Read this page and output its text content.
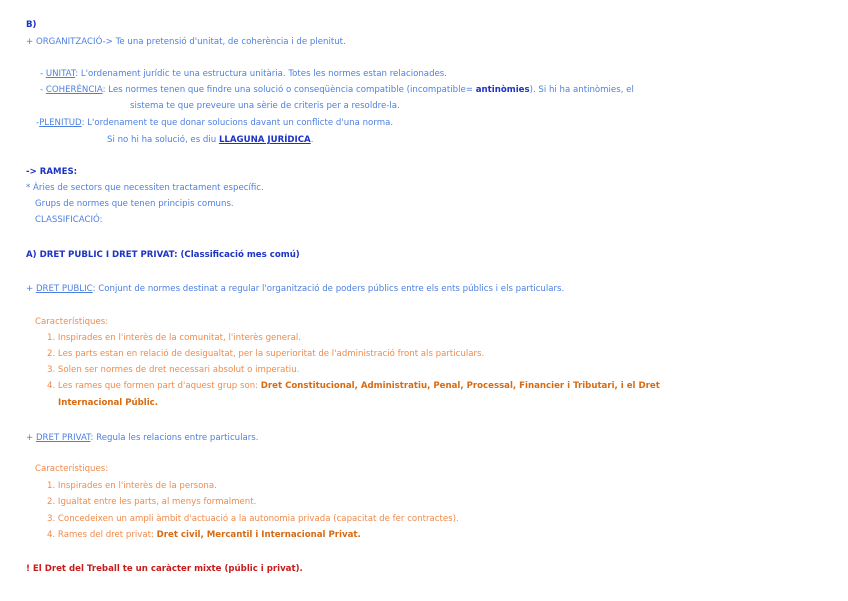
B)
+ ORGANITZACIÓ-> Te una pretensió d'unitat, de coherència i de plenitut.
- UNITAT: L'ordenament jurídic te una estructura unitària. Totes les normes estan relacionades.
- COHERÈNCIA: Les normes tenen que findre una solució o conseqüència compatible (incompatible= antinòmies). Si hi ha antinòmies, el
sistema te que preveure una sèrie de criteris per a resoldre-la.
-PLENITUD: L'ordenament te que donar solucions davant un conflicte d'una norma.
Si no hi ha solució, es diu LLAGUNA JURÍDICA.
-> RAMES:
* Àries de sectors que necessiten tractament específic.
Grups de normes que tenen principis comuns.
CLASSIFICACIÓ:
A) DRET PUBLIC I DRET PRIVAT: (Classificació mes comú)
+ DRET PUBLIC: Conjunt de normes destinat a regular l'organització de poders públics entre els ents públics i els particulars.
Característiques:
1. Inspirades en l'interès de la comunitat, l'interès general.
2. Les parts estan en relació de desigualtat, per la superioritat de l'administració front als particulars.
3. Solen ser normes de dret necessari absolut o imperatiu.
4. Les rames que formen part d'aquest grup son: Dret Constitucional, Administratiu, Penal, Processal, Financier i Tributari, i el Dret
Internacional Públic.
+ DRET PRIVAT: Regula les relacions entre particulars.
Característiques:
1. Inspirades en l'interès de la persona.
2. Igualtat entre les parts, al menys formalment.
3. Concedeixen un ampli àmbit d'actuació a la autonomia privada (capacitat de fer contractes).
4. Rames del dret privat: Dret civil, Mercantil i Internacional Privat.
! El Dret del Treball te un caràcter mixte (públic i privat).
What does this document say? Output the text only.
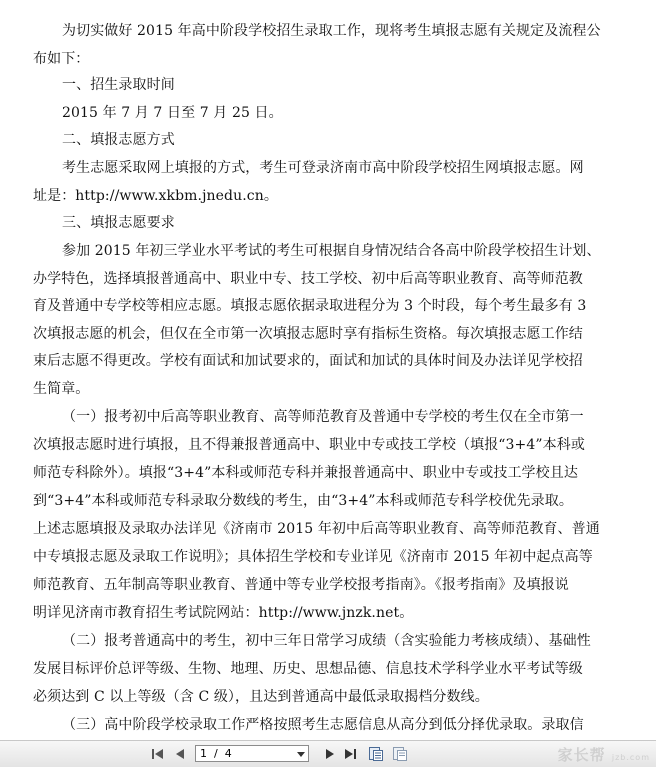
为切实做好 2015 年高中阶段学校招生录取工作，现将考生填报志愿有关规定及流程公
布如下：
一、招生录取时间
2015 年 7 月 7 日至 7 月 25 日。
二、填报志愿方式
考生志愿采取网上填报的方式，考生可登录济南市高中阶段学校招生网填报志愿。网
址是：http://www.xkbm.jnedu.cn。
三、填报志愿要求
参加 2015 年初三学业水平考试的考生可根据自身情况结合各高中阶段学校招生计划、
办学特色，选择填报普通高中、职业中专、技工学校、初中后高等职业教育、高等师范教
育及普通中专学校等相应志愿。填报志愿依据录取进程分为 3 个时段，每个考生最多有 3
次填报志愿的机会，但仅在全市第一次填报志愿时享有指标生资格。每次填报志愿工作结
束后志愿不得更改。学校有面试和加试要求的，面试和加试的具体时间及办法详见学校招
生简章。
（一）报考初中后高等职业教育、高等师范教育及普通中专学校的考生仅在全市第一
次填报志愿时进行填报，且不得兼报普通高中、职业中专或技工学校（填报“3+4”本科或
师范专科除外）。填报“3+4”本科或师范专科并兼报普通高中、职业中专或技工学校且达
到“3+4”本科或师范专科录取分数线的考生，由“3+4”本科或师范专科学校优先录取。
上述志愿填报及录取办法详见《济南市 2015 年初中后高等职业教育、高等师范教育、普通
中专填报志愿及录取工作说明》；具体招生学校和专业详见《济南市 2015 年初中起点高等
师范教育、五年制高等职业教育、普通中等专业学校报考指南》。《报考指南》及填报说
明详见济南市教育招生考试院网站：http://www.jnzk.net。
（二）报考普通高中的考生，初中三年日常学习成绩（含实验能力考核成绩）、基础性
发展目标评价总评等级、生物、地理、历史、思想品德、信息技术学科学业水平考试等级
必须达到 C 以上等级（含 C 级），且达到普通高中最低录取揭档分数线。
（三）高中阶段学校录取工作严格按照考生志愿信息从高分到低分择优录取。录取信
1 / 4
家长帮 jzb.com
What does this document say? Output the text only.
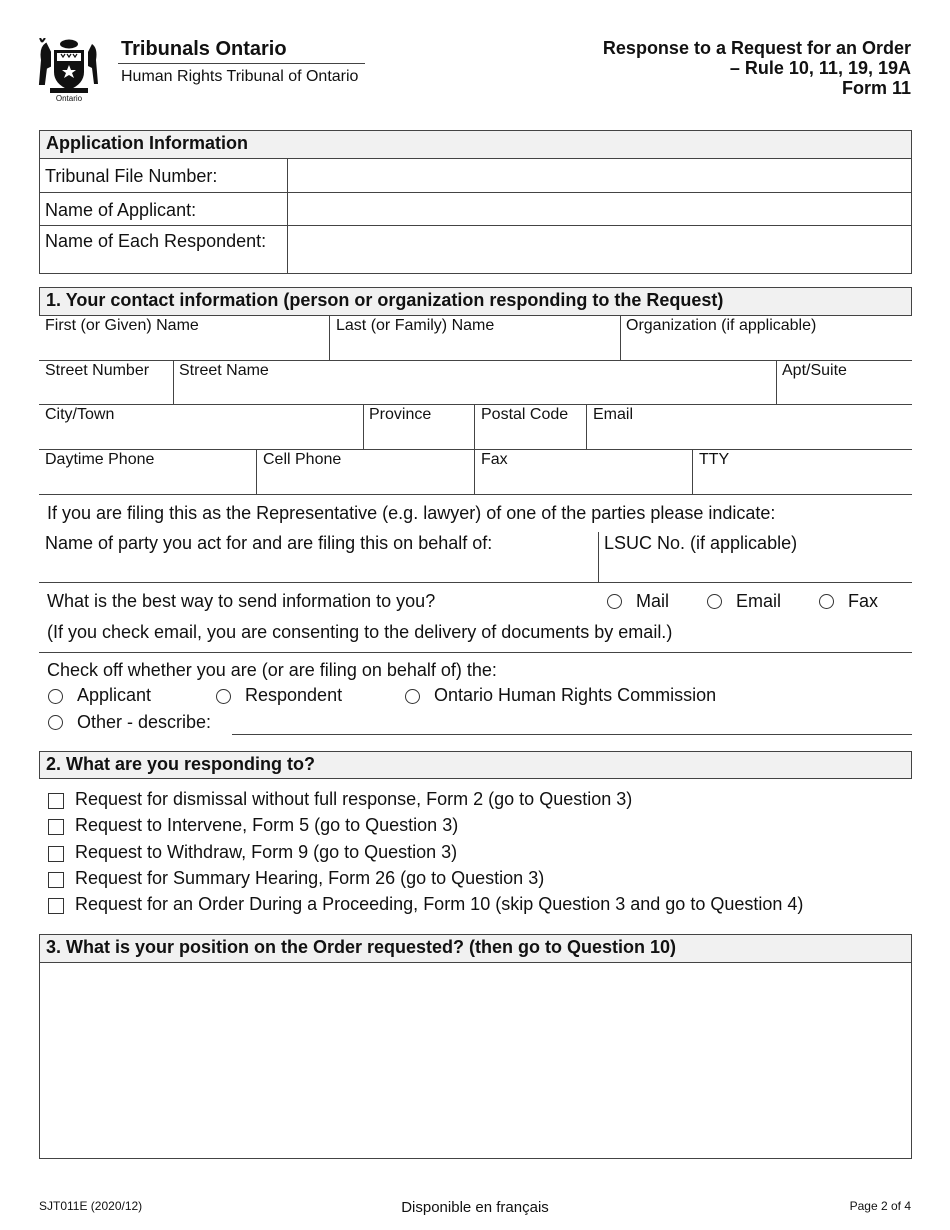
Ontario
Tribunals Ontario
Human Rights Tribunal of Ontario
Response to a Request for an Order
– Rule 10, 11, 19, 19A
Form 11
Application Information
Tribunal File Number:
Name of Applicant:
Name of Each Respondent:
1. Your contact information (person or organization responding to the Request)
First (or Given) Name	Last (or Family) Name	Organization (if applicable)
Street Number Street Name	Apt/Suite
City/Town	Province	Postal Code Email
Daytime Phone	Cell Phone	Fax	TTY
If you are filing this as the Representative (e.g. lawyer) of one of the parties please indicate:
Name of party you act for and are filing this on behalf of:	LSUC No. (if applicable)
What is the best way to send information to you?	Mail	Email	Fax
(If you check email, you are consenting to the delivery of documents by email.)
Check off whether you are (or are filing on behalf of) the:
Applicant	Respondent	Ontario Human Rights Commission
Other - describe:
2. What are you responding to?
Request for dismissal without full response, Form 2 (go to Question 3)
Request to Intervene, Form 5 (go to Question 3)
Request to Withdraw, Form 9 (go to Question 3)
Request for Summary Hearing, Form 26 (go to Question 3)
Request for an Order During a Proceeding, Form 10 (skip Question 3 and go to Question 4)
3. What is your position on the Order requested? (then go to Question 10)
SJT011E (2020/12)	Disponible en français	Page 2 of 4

============

**AIM:** Nothing in the entries should change as you copy them, except that the pictures are left out.

**EXERCISE OUTPUT:**
Read this page and output its text content.
B)
+ ORGANITZACIÓ-> Te una pretensió d'unitat, de coherència i de plenitut.
- UNITAT: L'ordenament jurídic te una estructura unitària. Totes les normes estan relacionades.
- COHERÈNCIA: Les normes tenen que findre una solució o conseqüència compatible (incompatible= antinòmies). Si hi ha antinòmies, el
sistema te que preveure una sèrie de criteris per a resoldre-la.
-PLENITUD: L'ordenament te que donar solucions davant un conflicte d'una norma.
Si no hi ha solució, es diu LLAGUNA JURÍDICA.
-> RAMES:
* Àries de sectors que necessiten tractament específic.
Grups de normes que tenen principis comuns.
CLASSIFICACIÓ:
A) DRET PUBLIC I DRET PRIVAT: (Classificació mes comú)
+ DRET PUBLIC: Conjunt de normes destinat a regular l'organització de poders públics entre els ents públics i els particulars.
Característiques:
1. Inspirades en l'interès de la comunitat, l'interès general.
2. Les parts estan en relació de desigualtat, per la superioritat de l'administració front als particulars.
3. Solen ser normes de dret necessari absolut o imperatiu.
4. Les rames que formen part d'aquest grup son: Dret Constitucional, Administratiu, Penal, Processal, Financier i Tributari, i el Dret
Internacional Públic.
+ DRET PRIVAT: Regula les relacions entre particulars.
Característiques:
1. Inspirades en l'interès de la persona.
2. Igualtat entre les parts, al menys formalment.
3. Concedeixen un ampli àmbit d'actuació a la autonomia privada (capacitat de fer contractes).
4. Rames del dret privat: Dret civil, Mercantil i Internacional Privat.
! El Dret del Treball te un caràcter mixte (públic i privat).
What does this document say? Output the text only.
为切实做好 2015 年高中阶段学校招生录取工作，现将考生填报志愿有关规定及流程公
布如下：
一、招生录取时间
2015 年 7 月 7 日至 7 月 25 日。
二、填报志愿方式
考生志愿采取网上填报的方式，考生可登录济南市高中阶段学校招生网填报志愿。网
址是：http://www.xkbm.jnedu.cn。
三、填报志愿要求
参加 2015 年初三学业水平考试的考生可根据自身情况结合各高中阶段学校招生计划、
办学特色，选择填报普通高中、职业中专、技工学校、初中后高等职业教育、高等师范教
育及普通中专学校等相应志愿。填报志愿依据录取进程分为 3 个时段，每个考生最多有 3
次填报志愿的机会，但仅在全市第一次填报志愿时享有指标生资格。每次填报志愿工作结
束后志愿不得更改。学校有面试和加试要求的，面试和加试的具体时间及办法详见学校招
生简章。
（一）报考初中后高等职业教育、高等师范教育及普通中专学校的考生仅在全市第一
次填报志愿时进行填报，且不得兼报普通高中、职业中专或技工学校（填报“3+4”本科或
师范专科除外）。填报“3+4”本科或师范专科并兼报普通高中、职业中专或技工学校且达
到“3+4”本科或师范专科录取分数线的考生，由“3+4”本科或师范专科学校优先录取。
上述志愿填报及录取办法详见《济南市 2015 年初中后高等职业教育、高等师范教育、普通
中专填报志愿及录取工作说明》；具体招生学校和专业详见《济南市 2015 年初中起点高等
师范教育、五年制高等职业教育、普通中等专业学校报考指南》。《报考指南》及填报说
明详见济南市教育招生考试院网站：http://www.jnzk.net。
（二）报考普通高中的考生，初中三年日常学习成绩（含实验能力考核成绩）、基础性
发展目标评价总评等级、生物、地理、历史、思想品德、信息技术学科学业水平考试等级
必须达到 C 以上等级（含 C 级），且达到普通高中最低录取揭档分数线。
（三）高中阶段学校录取工作严格按照考生志愿信息从高分到低分择优录取。录取信
1 / 4
家长帮 jzb.com
What does this document say? Output the text only.
Ontario
Tribunals Ontario
Human Rights Tribunal of Ontario
Response to a Request for an Order
– Rule 10, 11, 19, 19A
Form 11
Application Information
Tribunal File Number:
Name of Applicant:
Name of Each Respondent:
1. Your contact information (person or organization responding to the Request)
First (or Given) Name	Last (or Family) Name	Organization (if applicable)
Street Number Street Name	Apt/Suite
City/Town	Province	Postal Code Email
Daytime Phone	Cell Phone	Fax	TTY
If you are filing this as the Representative (e.g. lawyer) of one of the parties please indicate:
Name of party you act for and are filing this on behalf of:	LSUC No. (if applicable)
What is the best way to send information to you?	Mail	Email	Fax
(If you check email, you are consenting to the delivery of documents by email.)
Check off whether you are (or are filing on behalf of) the:
Applicant	Respondent	Ontario Human Rights Commission
Other - describe:
2. What are you responding to?
Request for dismissal without full response, Form 2 (go to Question 3)
Request to Intervene, Form 5 (go to Question 3)
Request to Withdraw, Form 9 (go to Question 3)
Request for Summary Hearing, Form 26 (go to Question 3)
Request for an Order During a Proceeding, Form 10 (skip Question 3 and go to Question 4)
3. What is your position on the Order requested? (then go to Question 10)
SJT011E (2020/12)	Disponible en français	Page 2 of 4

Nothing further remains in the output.